TASK INSTRUCTIONS: Every line in the data below has to be repeated exactly; no picture belongs in the result.

DATA LISTING:
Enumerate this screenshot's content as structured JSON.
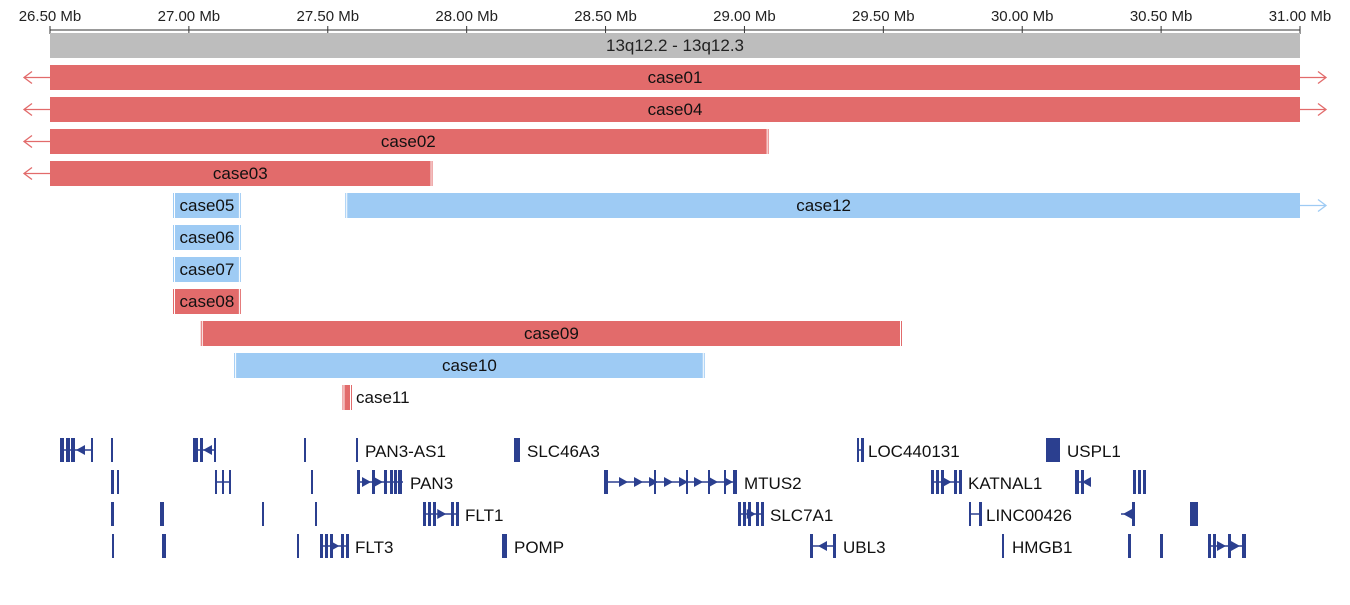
{
  "axis": {
    "ticks": [
      "26.50 Mb",
      "27.00 Mb",
      "27.50 Mb",
      "28.00 Mb",
      "28.50 Mb",
      "29.00 Mb",
      "29.50 Mb",
      "30.00 Mb",
      "30.50 Mb",
      "31.00 Mb"
    ],
    "tick_values": [
      26.5,
      27.0,
      27.5,
      28.0,
      28.5,
      29.0,
      29.5,
      30.0,
      30.5,
      31.0
    ],
    "range_mb": [
      26.5,
      31.0
    ]
  },
  "band": {
    "label": "13q12.2 - 13q12.3",
    "color": "#bdbdbd"
  },
  "colors": {
    "gain": "#e26b6b",
    "loss": "#9ecbf4",
    "gene": "#2b3f8f"
  },
  "cases": [
    {
      "label": "case01",
      "start": 26.5,
      "end": 31.0,
      "type": "gain",
      "extends_left": true,
      "extends_right": true
    },
    {
      "label": "case04",
      "start": 26.5,
      "end": 31.0,
      "type": "gain",
      "extends_left": true,
      "extends_right": true
    },
    {
      "label": "case02",
      "start": 26.5,
      "end": 29.08,
      "type": "gain",
      "extends_left": true,
      "extends_right": false
    },
    {
      "label": "case03",
      "start": 26.5,
      "end": 27.87,
      "type": "gain",
      "extends_left": true,
      "extends_right": false
    },
    {
      "label": "case05",
      "start": 26.95,
      "end": 27.18,
      "type": "loss",
      "extends_left": false,
      "extends_right": false
    },
    {
      "label": "case12",
      "start": 27.57,
      "end": 31.0,
      "type": "loss",
      "extends_left": false,
      "extends_right": true
    },
    {
      "label": "case06",
      "start": 26.95,
      "end": 27.18,
      "type": "loss",
      "extends_left": false,
      "extends_right": false
    },
    {
      "label": "case07",
      "start": 26.95,
      "end": 27.18,
      "type": "loss",
      "extends_left": false,
      "extends_right": false
    },
    {
      "label": "case08",
      "start": 26.95,
      "end": 27.18,
      "type": "gain",
      "extends_left": false,
      "extends_right": false
    },
    {
      "label": "case09",
      "start": 27.05,
      "end": 29.56,
      "type": "gain",
      "extends_left": false,
      "extends_right": false
    },
    {
      "label": "case10",
      "start": 27.17,
      "end": 28.85,
      "type": "loss",
      "extends_left": false,
      "extends_right": false
    },
    {
      "label": "case11",
      "start": 27.56,
      "end": 27.58,
      "type": "gain",
      "extends_left": false,
      "extends_right": false
    }
  ],
  "genes": [
    {
      "label": "PAN3-AS1",
      "start": 27.59,
      "end": 27.6
    },
    {
      "label": "SLC46A3",
      "start": 28.73,
      "end": 28.75
    },
    {
      "label": "LOC440131",
      "start": 29.83,
      "end": 29.85
    },
    {
      "label": "USPL1",
      "start": 30.49,
      "end": 30.54
    },
    {
      "label": "PAN3",
      "start": 27.59,
      "end": 27.75
    },
    {
      "label": "MTUS2",
      "start": 28.5,
      "end": 29.2
    },
    {
      "label": "KATNAL1",
      "start": 30.2,
      "end": 30.32
    },
    {
      "label": "FLT1",
      "start": 28.0,
      "end": 28.15
    },
    {
      "label": "SLC7A1",
      "start": 29.06,
      "end": 29.12
    },
    {
      "label": "LINC00426",
      "start": 30.25,
      "end": 30.29
    },
    {
      "label": "FLT3",
      "start": 27.5,
      "end": 27.6
    },
    {
      "label": "POMP",
      "start": 28.55,
      "end": 28.57
    },
    {
      "label": "UBL3",
      "start": 29.34,
      "end": 29.44
    },
    {
      "label": "HMGB1",
      "start": 30.03,
      "end": 30.05
    }
  ]
}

SOLUTION:
Enumerate this screenshot's content as structured JSON.
{
  "axis": {
    "ticks": [
      "26.50 Mb",
      "27.00 Mb",
      "27.50 Mb",
      "28.00 Mb",
      "28.50 Mb",
      "29.00 Mb",
      "29.50 Mb",
      "30.00 Mb",
      "30.50 Mb",
      "31.00 Mb"
    ],
    "tick_values": [
      26.5,
      27.0,
      27.5,
      28.0,
      28.5,
      29.0,
      29.5,
      30.0,
      30.5,
      31.0
    ],
    "range_mb": [
      26.5,
      31.0
    ]
  },
  "band": {
    "label": "13q12.2 - 13q12.3",
    "color": "#bdbdbd"
  },
  "colors": {
    "gain": "#e26b6b",
    "loss": "#9ecbf4",
    "gene": "#2b3f8f"
  },
  "cases": [
    {
      "label": "case01",
      "start": 26.5,
      "end": 31.0,
      "type": "gain",
      "extends_left": true,
      "extends_right": true
    },
    {
      "label": "case04",
      "start": 26.5,
      "end": 31.0,
      "type": "gain",
      "extends_left": true,
      "extends_right": true
    },
    {
      "label": "case02",
      "start": 26.5,
      "end": 29.08,
      "type": "gain",
      "extends_left": true,
      "extends_right": false
    },
    {
      "label": "case03",
      "start": 26.5,
      "end": 27.87,
      "type": "gain",
      "extends_left": true,
      "extends_right": false
    },
    {
      "label": "case05",
      "start": 26.95,
      "end": 27.18,
      "type": "loss",
      "extends_left": false,
      "extends_right": false
    },
    {
      "label": "case12",
      "start": 27.57,
      "end": 31.0,
      "type": "loss",
      "extends_left": false,
      "extends_right": true
    },
    {
      "label": "case06",
      "start": 26.95,
      "end": 27.18,
      "type": "loss",
      "extends_left": false,
      "extends_right": false
    },
    {
      "label": "case07",
      "start": 26.95,
      "end": 27.18,
      "type": "loss",
      "extends_left": false,
      "extends_right": false
    },
    {
      "label": "case08",
      "start": 26.95,
      "end": 27.18,
      "type": "gain",
      "extends_left": false,
      "extends_right": false
    },
    {
      "label": "case09",
      "start": 27.05,
      "end": 29.56,
      "type": "gain",
      "extends_left": false,
      "extends_right": false
    },
    {
      "label": "case10",
      "start": 27.17,
      "end": 28.85,
      "type": "loss",
      "extends_left": false,
      "extends_right": false
    },
    {
      "label": "case11",
      "start": 27.56,
      "end": 27.58,
      "type": "gain",
      "extends_left": false,
      "extends_right": false
    }
  ],
  "genes": [
    {
      "label": "PAN3-AS1",
      "start": 27.59,
      "end": 27.6
    },
    {
      "label": "SLC46A3",
      "start": 28.73,
      "end": 28.75
    },
    {
      "label": "LOC440131",
      "start": 29.83,
      "end": 29.85
    },
    {
      "label": "USPL1",
      "start": 30.49,
      "end": 30.54
    },
    {
      "label": "PAN3",
      "start": 27.59,
      "end": 27.75
    },
    {
      "label": "MTUS2",
      "start": 28.5,
      "end": 29.2
    },
    {
      "label": "KATNAL1",
      "start": 30.2,
      "end": 30.32
    },
    {
      "label": "FLT1",
      "start": 28.0,
      "end": 28.15
    },
    {
      "label": "SLC7A1",
      "start": 29.06,
      "end": 29.12
    },
    {
      "label": "LINC00426",
      "start": 30.25,
      "end": 30.29
    },
    {
      "label": "FLT3",
      "start": 27.5,
      "end": 27.6
    },
    {
      "label": "POMP",
      "start": 28.55,
      "end": 28.57
    },
    {
      "label": "UBL3",
      "start": 29.34,
      "end": 29.44
    },
    {
      "label": "HMGB1",
      "start": 30.03,
      "end": 30.05
    }
  ]
}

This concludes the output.